- Exercise goal:
All of the entries below need to be repeated exactly.

- Extracted material:
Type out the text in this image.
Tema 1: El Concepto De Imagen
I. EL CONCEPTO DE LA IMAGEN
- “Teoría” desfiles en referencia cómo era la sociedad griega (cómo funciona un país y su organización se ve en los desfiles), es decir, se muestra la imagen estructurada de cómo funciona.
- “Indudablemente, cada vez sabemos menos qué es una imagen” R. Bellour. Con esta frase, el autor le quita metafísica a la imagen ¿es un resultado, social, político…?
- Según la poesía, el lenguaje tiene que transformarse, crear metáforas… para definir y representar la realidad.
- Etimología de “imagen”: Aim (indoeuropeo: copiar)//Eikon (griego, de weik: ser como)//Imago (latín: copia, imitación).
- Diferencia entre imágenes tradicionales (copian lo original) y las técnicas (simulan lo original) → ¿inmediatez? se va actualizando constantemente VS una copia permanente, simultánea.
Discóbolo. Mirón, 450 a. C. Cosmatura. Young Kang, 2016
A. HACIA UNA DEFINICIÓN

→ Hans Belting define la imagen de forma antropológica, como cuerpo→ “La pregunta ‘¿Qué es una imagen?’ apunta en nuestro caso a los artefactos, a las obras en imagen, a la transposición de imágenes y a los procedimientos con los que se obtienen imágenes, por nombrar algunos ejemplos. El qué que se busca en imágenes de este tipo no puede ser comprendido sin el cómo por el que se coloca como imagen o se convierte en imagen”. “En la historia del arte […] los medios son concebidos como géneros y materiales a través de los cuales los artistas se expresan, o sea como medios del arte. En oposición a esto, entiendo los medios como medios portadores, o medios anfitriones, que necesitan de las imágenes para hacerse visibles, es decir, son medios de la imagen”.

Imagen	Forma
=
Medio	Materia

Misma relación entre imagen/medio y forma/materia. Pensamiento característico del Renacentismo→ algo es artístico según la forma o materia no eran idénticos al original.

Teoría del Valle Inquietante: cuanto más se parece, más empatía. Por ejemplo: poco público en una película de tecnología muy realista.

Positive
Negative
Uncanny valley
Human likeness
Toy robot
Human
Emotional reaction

- Answer to the problem:
Type out the text in this image.
Tema 1: El Concepto De Imagen
I. EL CONCEPTO DE LA IMAGEN
- “Teoría” desfiles en referencia cómo era la sociedad griega (cómo funciona un país y su organización se ve en los desfiles), es decir, se muestra la imagen estructurada de cómo funciona.
- “Indudablemente, cada vez sabemos menos qué es una imagen” R. Bellour. Con esta frase, el autor le quita metafísica a la imagen ¿es un resultado, social, político…?
- Según la poesía, el lenguaje tiene que transformarse, crear metáforas… para definir y representar la realidad.
- Etimología de “imagen”: Aim (indoeuropeo: copiar)//Eikon (griego, de weik: ser como)//Imago (latín: copia, imitación).
- Diferencia entre imágenes tradicionales (copian lo original) y las técnicas (simulan lo original) → ¿inmediatez? se va actualizando constantemente VS una copia permanente, simultánea.
Discóbolo. Mirón, 450 a. C. Cosmatura. Young Kang, 2016
A. HACIA UNA DEFINICIÓN

→ Hans Belting define la imagen de forma antropológica, como cuerpo→ “La pregunta ‘¿Qué es una imagen?’ apunta en nuestro caso a los artefactos, a las obras en imagen, a la transposición de imágenes y a los procedimientos con los que se obtienen imágenes, por nombrar algunos ejemplos. El qué que se busca en imágenes de este tipo no puede ser comprendido sin el cómo por el que se coloca como imagen o se convierte en imagen”. “En la historia del arte […] los medios son concebidos como géneros y materiales a través de los cuales los artistas se expresan, o sea como medios del arte. En oposición a esto, entiendo los medios como medios portadores, o medios anfitriones, que necesitan de las imágenes para hacerse visibles, es decir, son medios de la imagen”.

Imagen	Forma
=
Medio	Materia

Misma relación entre imagen/medio y forma/materia. Pensamiento característico del Renacentismo→ algo es artístico según la forma o materia no eran idénticos al original.

Teoría del Valle Inquietante: cuanto más se parece, más empatía. Por ejemplo: poco público en una película de tecnología muy realista.

Positive
Negative
Uncanny valley
Human likeness
Toy robot
Human
Emotional reaction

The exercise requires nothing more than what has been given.